- _Exercise goal_
Transcribe the data that follows precisely, omitting nothing.

## Begin Information shown

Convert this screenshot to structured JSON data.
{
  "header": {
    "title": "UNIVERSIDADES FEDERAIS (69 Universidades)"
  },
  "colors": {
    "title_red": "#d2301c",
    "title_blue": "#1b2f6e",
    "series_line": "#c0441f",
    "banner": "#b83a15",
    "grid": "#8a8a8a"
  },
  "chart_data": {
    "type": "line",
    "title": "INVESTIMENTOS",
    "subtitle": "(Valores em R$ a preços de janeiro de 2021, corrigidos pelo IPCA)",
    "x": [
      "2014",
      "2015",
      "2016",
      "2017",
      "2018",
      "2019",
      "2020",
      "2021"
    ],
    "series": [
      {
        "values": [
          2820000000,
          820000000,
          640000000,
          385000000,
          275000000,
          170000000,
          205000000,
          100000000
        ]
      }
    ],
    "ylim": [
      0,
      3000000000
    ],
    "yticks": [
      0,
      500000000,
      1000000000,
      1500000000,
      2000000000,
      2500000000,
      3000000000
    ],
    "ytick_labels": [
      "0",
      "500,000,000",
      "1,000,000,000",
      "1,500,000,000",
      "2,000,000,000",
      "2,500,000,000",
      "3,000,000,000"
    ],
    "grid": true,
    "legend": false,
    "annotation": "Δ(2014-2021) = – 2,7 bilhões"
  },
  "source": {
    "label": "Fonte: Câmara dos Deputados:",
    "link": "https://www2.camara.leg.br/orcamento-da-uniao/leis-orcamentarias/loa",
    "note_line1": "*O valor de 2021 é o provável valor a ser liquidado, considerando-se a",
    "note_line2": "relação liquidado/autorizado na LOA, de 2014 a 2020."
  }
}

## End Information shown

- _Answer in full_
Convert this screenshot to structured JSON data.
{
  "header": {
    "title": "UNIVERSIDADES FEDERAIS (69 Universidades)"
  },
  "colors": {
    "title_red": "#d2301c",
    "title_blue": "#1b2f6e",
    "series_line": "#c0441f",
    "banner": "#b83a15",
    "grid": "#8a8a8a"
  },
  "chart_data": {
    "type": "line",
    "title": "INVESTIMENTOS",
    "subtitle": "(Valores em R$ a preços de janeiro de 2021, corrigidos pelo IPCA)",
    "x": [
      "2014",
      "2015",
      "2016",
      "2017",
      "2018",
      "2019",
      "2020",
      "2021"
    ],
    "series": [
      {
        "values": [
          2820000000,
          820000000,
          640000000,
          385000000,
          275000000,
          170000000,
          205000000,
          100000000
        ]
      }
    ],
    "ylim": [
      0,
      3000000000
    ],
    "yticks": [
      0,
      500000000,
      1000000000,
      1500000000,
      2000000000,
      2500000000,
      3000000000
    ],
    "ytick_labels": [
      "0",
      "500,000,000",
      "1,000,000,000",
      "1,500,000,000",
      "2,000,000,000",
      "2,500,000,000",
      "3,000,000,000"
    ],
    "grid": true,
    "legend": false,
    "annotation": "Δ(2014-2021) = – 2,7 bilhões"
  },
  "source": {
    "label": "Fonte: Câmara dos Deputados:",
    "link": "https://www2.camara.leg.br/orcamento-da-uniao/leis-orcamentarias/loa",
    "note_line1": "*O valor de 2021 é o provável valor a ser liquidado, considerando-se a",
    "note_line2": "relação liquidado/autorizado na LOA, de 2014 a 2020."
  }
}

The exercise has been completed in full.